(Layout annotation records)
>>>

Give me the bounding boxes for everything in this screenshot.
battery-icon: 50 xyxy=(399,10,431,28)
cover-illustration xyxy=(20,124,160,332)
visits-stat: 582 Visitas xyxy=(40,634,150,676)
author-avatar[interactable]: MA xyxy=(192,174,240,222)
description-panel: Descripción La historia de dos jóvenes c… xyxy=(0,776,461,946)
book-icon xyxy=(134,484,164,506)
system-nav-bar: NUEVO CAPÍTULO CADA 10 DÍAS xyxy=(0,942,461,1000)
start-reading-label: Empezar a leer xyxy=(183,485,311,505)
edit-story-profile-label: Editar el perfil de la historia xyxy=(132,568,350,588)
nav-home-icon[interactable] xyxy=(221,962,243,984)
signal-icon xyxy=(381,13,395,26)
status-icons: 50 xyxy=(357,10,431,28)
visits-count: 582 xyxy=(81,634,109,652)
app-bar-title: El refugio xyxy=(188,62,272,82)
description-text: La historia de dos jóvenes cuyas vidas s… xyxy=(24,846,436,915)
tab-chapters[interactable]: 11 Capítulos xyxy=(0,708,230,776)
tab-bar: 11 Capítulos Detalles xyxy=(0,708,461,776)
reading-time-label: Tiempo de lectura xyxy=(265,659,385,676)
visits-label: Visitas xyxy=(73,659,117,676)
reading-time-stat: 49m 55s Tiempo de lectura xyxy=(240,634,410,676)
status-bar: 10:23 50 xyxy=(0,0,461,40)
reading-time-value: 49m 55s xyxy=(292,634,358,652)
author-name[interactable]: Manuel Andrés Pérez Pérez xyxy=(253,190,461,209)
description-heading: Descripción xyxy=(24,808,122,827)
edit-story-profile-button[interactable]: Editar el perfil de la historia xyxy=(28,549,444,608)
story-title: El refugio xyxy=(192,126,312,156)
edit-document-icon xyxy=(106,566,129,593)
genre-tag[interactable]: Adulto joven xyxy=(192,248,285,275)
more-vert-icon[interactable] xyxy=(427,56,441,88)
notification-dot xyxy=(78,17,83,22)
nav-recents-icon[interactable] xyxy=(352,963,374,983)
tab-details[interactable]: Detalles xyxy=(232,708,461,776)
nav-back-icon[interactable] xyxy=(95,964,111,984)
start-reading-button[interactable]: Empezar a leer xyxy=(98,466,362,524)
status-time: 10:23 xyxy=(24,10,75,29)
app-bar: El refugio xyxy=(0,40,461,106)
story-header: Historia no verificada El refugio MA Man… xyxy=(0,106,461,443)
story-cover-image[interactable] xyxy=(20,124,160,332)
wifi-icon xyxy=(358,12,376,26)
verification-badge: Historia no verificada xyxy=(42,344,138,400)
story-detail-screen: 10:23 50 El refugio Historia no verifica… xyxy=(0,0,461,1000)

<<<

### Objective
Could you put the rows, starting at the first one and ending at the one containing "tab-bar: 11 Capítulos", into a Markdown table with columns named Num and Line, giving each row its number and leaving out blank lines?

### Solution
| Num | Line |
|---|---|
| 1 | Give me the bounding boxes for everything in this screenshot. |
| 2 | battery-icon: 50 xyxy=(399,10,431,28) |
| 3 | cover-illustration xyxy=(20,124,160,332) |
| 4 | visits-stat: 582 Visitas xyxy=(40,634,150,676) |
| 5 | author-avatar[interactable]: MA xyxy=(192,174,240,222) |
| 6 | description-panel: Descripción La historia de dos jóvenes c… xyxy=(0,776,461,946) |
| 7 | book-icon xyxy=(134,484,164,506) |
| 8 | system-nav-bar: NUEVO CAPÍTULO CADA 10 DÍAS xyxy=(0,942,461,1000) |
| 9 | start-reading-label: Empezar a leer xyxy=(183,485,311,505) |
| 10 | edit-story-profile-label: Editar el perfil de la historia xyxy=(132,568,350,588) |
| 11 | nav-home-icon[interactable] xyxy=(221,962,243,984) |
| 12 | signal-icon xyxy=(381,13,395,26) |
| 13 | status-icons: 50 xyxy=(357,10,431,28) |
| 14 | visits-count: 582 xyxy=(81,634,109,652) |
| 15 | app-bar-title: El refugio xyxy=(188,62,272,82) |
| 16 | description-text: La historia de dos jóvenes cuyas vidas s… xyxy=(24,846,436,915) |
| 17 | tab-chapters[interactable]: 11 Capítulos xyxy=(0,708,230,776) |
| 18 | tab-bar: 11 Capítulos Detalles xyxy=(0,708,461,776) |